>> Start Data shown

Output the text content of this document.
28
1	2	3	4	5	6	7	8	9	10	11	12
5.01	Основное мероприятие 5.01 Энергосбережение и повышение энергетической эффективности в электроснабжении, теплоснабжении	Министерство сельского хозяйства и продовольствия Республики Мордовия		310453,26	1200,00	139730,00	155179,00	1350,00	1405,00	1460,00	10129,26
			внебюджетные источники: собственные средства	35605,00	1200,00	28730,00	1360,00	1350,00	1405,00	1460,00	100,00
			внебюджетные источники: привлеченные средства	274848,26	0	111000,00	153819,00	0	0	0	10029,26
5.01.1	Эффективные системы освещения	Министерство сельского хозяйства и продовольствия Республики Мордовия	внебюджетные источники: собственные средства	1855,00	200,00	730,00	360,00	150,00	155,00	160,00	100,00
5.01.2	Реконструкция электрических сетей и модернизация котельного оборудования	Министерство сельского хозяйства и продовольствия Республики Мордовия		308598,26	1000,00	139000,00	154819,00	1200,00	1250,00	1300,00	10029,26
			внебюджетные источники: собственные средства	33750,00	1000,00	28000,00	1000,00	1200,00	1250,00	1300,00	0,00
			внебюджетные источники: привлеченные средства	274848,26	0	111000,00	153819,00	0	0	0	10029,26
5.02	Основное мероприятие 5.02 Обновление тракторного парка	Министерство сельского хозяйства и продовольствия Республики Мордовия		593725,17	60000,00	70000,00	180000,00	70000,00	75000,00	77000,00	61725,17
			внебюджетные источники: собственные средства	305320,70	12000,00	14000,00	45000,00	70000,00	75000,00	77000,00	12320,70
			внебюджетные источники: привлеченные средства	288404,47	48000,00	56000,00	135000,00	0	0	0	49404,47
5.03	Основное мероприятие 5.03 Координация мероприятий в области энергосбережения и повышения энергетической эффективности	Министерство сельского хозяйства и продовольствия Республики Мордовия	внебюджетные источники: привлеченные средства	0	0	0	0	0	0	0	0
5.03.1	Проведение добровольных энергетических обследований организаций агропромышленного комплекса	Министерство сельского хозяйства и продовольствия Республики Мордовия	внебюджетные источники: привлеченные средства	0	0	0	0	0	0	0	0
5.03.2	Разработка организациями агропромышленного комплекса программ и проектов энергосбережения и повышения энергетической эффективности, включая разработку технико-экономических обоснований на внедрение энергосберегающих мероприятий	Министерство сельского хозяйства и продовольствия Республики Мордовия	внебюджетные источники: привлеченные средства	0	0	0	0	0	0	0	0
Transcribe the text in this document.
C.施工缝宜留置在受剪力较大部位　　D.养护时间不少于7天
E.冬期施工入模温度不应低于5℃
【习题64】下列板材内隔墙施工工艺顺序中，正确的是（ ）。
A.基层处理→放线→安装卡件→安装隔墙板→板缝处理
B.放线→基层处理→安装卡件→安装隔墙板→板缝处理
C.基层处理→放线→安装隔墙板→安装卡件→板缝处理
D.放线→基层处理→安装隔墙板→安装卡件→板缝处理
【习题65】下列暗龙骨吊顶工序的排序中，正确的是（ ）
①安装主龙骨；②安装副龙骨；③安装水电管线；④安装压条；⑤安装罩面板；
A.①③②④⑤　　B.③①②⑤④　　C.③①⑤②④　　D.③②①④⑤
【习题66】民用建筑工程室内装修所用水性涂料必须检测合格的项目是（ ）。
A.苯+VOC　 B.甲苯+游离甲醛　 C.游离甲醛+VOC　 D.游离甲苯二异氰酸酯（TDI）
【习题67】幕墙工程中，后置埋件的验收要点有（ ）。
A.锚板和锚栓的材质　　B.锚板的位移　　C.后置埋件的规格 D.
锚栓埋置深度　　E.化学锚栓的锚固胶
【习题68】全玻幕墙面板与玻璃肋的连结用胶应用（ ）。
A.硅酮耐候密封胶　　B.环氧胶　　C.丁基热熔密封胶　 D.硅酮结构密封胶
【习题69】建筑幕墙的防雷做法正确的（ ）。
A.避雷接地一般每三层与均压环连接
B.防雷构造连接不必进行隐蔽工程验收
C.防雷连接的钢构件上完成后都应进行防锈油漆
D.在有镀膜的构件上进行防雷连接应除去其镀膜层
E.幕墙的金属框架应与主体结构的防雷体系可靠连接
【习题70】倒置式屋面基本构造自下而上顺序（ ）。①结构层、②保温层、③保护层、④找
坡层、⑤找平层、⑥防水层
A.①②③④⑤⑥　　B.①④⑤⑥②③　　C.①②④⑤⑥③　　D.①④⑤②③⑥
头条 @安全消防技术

>> End Data shown

**Instructions to follow**
Using the records above, gather all lines where the string "板缝处理" is present.

**Answer below**
A.基层处理→放线→安装卡件→安装隔墙板→板缝处理
B.放线→基层处理→安装卡件→安装隔墙板→板缝处理
C.基层处理→放线→安装隔墙板→安装卡件→板缝处理
D.放线→基层处理→安装隔墙板→安装卡件→板缝处理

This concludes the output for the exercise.